--- Begin ---
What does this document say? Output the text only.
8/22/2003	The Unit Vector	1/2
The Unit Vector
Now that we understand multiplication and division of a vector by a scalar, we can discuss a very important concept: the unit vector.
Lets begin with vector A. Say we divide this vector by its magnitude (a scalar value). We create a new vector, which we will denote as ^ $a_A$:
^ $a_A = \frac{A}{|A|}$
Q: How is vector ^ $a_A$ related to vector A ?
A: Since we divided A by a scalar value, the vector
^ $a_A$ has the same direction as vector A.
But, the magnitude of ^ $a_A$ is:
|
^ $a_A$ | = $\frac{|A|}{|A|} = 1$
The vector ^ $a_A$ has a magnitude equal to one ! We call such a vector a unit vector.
--- End ---
Your task —
Copy out each line of the data where the string "scalar" appears.

Written solution —
Now that we understand multiplication and division of a vector by a scalar, we can discuss a very important concept: the unit vector.
Lets begin with vector A. Say we divide this vector by its magnitude (a scalar value). We create a new vector, which we will denote as ^ $a_A$:
A: Since we divided A by a scalar value, the vector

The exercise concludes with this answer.